#### [Supplied data]
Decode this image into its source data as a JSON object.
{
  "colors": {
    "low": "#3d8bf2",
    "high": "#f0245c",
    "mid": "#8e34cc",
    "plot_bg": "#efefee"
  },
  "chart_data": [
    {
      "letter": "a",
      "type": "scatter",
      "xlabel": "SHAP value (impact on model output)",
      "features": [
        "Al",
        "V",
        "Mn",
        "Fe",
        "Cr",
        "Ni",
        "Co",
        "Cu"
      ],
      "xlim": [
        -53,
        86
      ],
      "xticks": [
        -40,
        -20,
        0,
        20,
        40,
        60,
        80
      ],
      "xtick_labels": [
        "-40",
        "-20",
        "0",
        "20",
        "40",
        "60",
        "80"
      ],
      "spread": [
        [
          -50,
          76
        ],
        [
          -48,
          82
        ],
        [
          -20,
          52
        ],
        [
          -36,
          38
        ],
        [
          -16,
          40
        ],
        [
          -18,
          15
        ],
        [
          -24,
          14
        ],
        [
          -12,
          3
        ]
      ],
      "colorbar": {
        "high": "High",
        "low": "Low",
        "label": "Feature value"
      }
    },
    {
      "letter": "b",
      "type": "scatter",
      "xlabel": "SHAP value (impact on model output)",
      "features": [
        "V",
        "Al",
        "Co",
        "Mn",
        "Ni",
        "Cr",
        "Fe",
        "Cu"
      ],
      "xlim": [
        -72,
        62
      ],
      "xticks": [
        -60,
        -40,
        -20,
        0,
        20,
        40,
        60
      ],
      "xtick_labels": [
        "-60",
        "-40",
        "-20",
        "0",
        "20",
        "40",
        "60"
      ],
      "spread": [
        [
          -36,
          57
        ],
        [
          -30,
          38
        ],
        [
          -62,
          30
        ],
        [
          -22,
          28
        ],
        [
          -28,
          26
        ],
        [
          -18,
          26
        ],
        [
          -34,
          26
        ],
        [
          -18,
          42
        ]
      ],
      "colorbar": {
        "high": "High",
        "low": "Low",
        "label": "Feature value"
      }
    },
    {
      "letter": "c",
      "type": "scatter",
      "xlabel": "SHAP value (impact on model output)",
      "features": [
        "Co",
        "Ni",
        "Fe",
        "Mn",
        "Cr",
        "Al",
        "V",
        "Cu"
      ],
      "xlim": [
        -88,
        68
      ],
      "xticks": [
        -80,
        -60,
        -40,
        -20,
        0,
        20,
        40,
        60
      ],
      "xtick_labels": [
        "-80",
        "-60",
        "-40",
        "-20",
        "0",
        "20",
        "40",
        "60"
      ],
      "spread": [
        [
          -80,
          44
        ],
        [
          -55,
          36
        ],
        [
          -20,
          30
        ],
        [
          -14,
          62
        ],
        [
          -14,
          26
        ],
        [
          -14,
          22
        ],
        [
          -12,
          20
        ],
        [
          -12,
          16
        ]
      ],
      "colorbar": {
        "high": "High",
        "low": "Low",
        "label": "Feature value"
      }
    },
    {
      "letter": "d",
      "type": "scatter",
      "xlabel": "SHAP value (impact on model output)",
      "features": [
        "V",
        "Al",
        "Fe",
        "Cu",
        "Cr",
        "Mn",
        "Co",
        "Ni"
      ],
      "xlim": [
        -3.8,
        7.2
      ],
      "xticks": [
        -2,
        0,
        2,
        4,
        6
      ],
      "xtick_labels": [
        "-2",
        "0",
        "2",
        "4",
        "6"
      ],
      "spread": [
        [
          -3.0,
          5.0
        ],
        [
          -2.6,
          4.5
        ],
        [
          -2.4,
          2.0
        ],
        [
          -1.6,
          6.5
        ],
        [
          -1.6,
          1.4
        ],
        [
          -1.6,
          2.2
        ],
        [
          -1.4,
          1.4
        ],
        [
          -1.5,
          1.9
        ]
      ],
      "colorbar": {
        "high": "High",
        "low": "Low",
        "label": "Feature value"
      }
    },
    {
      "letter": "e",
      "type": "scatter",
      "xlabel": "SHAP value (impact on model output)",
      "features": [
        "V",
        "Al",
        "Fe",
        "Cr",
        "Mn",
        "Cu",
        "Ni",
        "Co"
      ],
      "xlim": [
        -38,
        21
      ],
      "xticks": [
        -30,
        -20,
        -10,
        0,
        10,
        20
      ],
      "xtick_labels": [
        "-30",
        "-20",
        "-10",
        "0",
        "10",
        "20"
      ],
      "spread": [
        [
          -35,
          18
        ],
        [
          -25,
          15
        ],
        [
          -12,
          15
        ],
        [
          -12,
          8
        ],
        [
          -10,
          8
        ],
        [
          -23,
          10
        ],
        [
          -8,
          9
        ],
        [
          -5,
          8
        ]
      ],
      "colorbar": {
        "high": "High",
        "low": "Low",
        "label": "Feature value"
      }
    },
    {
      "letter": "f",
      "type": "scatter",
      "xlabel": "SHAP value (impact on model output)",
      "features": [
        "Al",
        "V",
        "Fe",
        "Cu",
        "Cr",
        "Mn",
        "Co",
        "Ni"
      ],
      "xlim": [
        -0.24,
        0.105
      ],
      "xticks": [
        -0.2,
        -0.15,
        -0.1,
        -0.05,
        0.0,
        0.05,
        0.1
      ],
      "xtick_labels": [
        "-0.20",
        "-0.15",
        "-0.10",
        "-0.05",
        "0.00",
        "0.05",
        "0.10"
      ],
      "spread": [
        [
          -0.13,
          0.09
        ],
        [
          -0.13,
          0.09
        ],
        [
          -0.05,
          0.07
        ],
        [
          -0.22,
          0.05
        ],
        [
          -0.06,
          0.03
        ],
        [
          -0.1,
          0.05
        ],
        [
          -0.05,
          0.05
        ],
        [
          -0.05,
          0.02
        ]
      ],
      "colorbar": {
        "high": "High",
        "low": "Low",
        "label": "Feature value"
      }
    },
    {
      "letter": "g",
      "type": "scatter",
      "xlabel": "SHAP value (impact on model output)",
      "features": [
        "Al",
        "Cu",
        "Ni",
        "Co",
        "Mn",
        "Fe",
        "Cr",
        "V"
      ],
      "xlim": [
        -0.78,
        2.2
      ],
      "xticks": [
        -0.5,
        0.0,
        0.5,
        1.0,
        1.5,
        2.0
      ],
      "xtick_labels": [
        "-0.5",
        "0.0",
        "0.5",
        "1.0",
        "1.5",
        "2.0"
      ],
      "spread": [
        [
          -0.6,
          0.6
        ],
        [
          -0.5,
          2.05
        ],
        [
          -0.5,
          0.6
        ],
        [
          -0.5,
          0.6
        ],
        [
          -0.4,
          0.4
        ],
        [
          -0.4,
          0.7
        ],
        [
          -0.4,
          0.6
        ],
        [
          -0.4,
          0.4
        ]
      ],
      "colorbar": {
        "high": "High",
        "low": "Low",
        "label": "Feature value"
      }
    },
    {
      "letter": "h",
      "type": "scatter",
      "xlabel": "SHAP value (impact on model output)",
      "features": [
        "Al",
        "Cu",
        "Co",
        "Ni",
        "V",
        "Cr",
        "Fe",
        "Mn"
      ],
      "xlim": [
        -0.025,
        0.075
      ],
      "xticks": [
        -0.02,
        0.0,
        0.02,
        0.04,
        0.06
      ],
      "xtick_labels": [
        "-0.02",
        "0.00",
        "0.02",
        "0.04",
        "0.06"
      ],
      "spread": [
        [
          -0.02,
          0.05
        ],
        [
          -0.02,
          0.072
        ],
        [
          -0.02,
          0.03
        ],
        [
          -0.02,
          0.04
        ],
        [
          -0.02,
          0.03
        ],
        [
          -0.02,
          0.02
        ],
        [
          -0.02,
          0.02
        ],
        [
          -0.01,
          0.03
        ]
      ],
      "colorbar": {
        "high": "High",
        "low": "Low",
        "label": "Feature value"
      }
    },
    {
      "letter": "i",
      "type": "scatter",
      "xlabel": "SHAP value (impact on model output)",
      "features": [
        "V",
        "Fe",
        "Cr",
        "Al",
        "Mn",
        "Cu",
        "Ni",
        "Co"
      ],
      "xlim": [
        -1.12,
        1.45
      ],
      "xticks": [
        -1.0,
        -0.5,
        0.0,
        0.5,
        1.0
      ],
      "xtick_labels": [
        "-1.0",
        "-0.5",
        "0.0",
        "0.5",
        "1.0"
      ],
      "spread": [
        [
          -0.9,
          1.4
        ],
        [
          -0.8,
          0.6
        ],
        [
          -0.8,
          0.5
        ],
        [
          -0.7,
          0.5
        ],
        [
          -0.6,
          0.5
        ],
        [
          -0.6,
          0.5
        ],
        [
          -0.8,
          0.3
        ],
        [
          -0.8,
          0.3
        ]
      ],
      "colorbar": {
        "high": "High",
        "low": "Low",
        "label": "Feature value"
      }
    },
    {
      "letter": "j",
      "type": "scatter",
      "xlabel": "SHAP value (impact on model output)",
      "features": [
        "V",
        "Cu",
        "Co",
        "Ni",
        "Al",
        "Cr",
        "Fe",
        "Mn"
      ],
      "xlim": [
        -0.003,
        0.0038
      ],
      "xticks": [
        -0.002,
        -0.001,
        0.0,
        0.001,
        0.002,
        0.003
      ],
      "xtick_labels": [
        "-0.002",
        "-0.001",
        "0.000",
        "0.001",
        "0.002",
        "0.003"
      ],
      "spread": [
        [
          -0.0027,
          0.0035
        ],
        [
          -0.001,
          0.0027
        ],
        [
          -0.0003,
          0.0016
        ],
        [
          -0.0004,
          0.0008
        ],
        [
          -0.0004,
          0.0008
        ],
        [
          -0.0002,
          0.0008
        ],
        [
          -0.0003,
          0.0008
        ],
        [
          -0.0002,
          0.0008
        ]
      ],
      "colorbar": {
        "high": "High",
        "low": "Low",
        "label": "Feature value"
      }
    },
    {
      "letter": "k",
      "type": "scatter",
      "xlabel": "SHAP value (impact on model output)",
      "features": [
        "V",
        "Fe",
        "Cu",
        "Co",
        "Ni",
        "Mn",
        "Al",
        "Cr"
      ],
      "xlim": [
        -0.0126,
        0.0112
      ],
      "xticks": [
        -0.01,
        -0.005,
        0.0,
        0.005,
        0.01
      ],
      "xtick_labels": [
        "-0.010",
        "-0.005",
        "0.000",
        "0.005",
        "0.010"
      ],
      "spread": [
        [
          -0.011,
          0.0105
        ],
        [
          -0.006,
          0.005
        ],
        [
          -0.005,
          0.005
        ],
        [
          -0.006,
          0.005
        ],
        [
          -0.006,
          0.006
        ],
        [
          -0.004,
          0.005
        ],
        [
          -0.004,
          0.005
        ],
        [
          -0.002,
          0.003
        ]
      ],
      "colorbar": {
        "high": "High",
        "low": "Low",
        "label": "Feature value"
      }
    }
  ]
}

#### [Aim of the exercise]
Tell how many lines hold the string "letter", giving the number and nothing else.

#### [Full answer]
11